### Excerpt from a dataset
══════════
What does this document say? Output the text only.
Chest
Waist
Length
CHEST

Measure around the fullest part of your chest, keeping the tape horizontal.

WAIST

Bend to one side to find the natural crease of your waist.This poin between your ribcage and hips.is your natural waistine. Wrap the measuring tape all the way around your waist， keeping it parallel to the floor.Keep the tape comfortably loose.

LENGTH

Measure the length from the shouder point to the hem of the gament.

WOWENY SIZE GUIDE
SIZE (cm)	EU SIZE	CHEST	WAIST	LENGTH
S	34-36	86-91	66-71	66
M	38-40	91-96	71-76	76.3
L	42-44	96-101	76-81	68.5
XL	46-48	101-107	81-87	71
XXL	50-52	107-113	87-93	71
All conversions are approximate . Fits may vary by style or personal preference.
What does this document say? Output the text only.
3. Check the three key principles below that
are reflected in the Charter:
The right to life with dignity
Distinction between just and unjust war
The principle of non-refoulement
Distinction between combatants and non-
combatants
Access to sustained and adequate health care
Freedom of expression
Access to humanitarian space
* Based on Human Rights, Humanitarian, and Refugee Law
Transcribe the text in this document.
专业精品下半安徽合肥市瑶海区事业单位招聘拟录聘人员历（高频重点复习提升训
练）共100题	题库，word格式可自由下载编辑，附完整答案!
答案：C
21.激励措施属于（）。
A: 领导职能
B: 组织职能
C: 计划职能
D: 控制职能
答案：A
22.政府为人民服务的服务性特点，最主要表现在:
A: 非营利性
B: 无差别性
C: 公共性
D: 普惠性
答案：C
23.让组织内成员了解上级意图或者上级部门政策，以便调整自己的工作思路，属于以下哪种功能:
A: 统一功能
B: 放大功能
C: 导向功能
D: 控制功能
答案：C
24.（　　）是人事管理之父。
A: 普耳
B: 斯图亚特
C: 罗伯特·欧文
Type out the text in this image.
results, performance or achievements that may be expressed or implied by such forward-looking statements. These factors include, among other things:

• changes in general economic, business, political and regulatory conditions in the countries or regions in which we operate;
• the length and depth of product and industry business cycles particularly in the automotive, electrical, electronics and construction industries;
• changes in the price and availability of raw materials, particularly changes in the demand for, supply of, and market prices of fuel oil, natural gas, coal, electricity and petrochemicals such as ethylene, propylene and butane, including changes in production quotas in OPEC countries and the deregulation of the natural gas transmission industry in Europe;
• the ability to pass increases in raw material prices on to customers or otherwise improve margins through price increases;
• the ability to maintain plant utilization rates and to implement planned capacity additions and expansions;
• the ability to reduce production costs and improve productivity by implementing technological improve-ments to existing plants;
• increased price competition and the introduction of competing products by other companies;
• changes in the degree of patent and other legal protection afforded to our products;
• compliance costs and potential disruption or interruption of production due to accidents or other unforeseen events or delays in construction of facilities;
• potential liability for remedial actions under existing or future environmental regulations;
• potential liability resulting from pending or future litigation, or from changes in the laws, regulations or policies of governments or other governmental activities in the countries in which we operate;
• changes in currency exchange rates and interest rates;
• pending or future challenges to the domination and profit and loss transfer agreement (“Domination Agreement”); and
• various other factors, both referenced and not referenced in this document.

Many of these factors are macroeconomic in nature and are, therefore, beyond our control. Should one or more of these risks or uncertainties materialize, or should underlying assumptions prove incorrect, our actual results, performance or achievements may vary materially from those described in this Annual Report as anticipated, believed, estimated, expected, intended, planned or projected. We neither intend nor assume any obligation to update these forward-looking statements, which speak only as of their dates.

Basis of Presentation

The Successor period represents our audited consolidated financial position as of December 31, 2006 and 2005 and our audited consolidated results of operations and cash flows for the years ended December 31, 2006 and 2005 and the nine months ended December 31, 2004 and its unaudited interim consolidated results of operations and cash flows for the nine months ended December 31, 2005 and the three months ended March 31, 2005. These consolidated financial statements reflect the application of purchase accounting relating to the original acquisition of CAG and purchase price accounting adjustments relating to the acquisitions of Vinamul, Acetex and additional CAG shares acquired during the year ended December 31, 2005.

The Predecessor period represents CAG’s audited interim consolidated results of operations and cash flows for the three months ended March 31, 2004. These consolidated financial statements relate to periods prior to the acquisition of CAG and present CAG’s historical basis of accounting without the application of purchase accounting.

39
══════════
### STATED GOAL
Output the full listing without altering anything.

### EXERCISE RESPONSE
What does this document say? Output the text only.
Chest
Waist
Length
CHEST

Measure around the fullest part of your chest, keeping the tape horizontal.

WAIST

Bend to one side to find the natural crease of your waist.This poin between your ribcage and hips.is your natural waistine. Wrap the measuring tape all the way around your waist， keeping it parallel to the floor.Keep the tape comfortably loose.

LENGTH

Measure the length from the shouder point to the hem of the gament.

WOWENY SIZE GUIDE
SIZE (cm)	EU SIZE	CHEST	WAIST	LENGTH
S	34-36	86-91	66-71	66
M	38-40	91-96	71-76	76.3
L	42-44	96-101	76-81	68.5
XL	46-48	101-107	81-87	71
XXL	50-52	107-113	87-93	71
All conversions are approximate . Fits may vary by style or personal preference.
What does this document say? Output the text only.
3. Check the three key principles below that
are reflected in the Charter:
The right to life with dignity
Distinction between just and unjust war
The principle of non-refoulement
Distinction between combatants and non-
combatants
Access to sustained and adequate health care
Freedom of expression
Access to humanitarian space
* Based on Human Rights, Humanitarian, and Refugee Law
Transcribe the text in this document.
专业精品下半安徽合肥市瑶海区事业单位招聘拟录聘人员历（高频重点复习提升训
练）共100题	题库，word格式可自由下载编辑，附完整答案!
答案：C
21.激励措施属于（）。
A: 领导职能
B: 组织职能
C: 计划职能
D: 控制职能
答案：A
22.政府为人民服务的服务性特点，最主要表现在:
A: 非营利性
B: 无差别性
C: 公共性
D: 普惠性
答案：C
23.让组织内成员了解上级意图或者上级部门政策，以便调整自己的工作思路，属于以下哪种功能:
A: 统一功能
B: 放大功能
C: 导向功能
D: 控制功能
答案：C
24.（　　）是人事管理之父。
A: 普耳
B: 斯图亚特
C: 罗伯特·欧文
Type out the text in this image.
results, performance or achievements that may be expressed or implied by such forward-looking statements. These factors include, among other things:

• changes in general economic, business, political and regulatory conditions in the countries or regions in which we operate;
• the length and depth of product and industry business cycles particularly in the automotive, electrical, electronics and construction industries;
• changes in the price and availability of raw materials, particularly changes in the demand for, supply of, and market prices of fuel oil, natural gas, coal, electricity and petrochemicals such as ethylene, propylene and butane, including changes in production quotas in OPEC countries and the deregulation of the natural gas transmission industry in Europe;
• the ability to pass increases in raw material prices on to customers or otherwise improve margins through price increases;
• the ability to maintain plant utilization rates and to implement planned capacity additions and expansions;
• the ability to reduce production costs and improve productivity by implementing technological improve-ments to existing plants;
• increased price competition and the introduction of competing products by other companies;
• changes in the degree of patent and other legal protection afforded to our products;
• compliance costs and potential disruption or interruption of production due to accidents or other unforeseen events or delays in construction of facilities;
• potential liability for remedial actions under existing or future environmental regulations;
• potential liability resulting from pending or future litigation, or from changes in the laws, regulations or policies of governments or other governmental activities in the countries in which we operate;
• changes in currency exchange rates and interest rates;
• pending or future challenges to the domination and profit and loss transfer agreement (“Domination Agreement”); and
• various other factors, both referenced and not referenced in this document.

Many of these factors are macroeconomic in nature and are, therefore, beyond our control. Should one or more of these risks or uncertainties materialize, or should underlying assumptions prove incorrect, our actual results, performance or achievements may vary materially from those described in this Annual Report as anticipated, believed, estimated, expected, intended, planned or projected. We neither intend nor assume any obligation to update these forward-looking statements, which speak only as of their dates.

Basis of Presentation

The Successor period represents our audited consolidated financial position as of December 31, 2006 and 2005 and our audited consolidated results of operations and cash flows for the years ended December 31, 2006 and 2005 and the nine months ended December 31, 2004 and its unaudited interim consolidated results of operations and cash flows for the nine months ended December 31, 2005 and the three months ended March 31, 2005. These consolidated financial statements reflect the application of purchase accounting relating to the original acquisition of CAG and purchase price accounting adjustments relating to the acquisitions of Vinamul, Acetex and additional CAG shares acquired during the year ended December 31, 2005.

The Predecessor period represents CAG’s audited interim consolidated results of operations and cash flows for the three months ended March 31, 2004. These consolidated financial statements relate to periods prior to the acquisition of CAG and present CAG’s historical basis of accounting without the application of purchase accounting.

39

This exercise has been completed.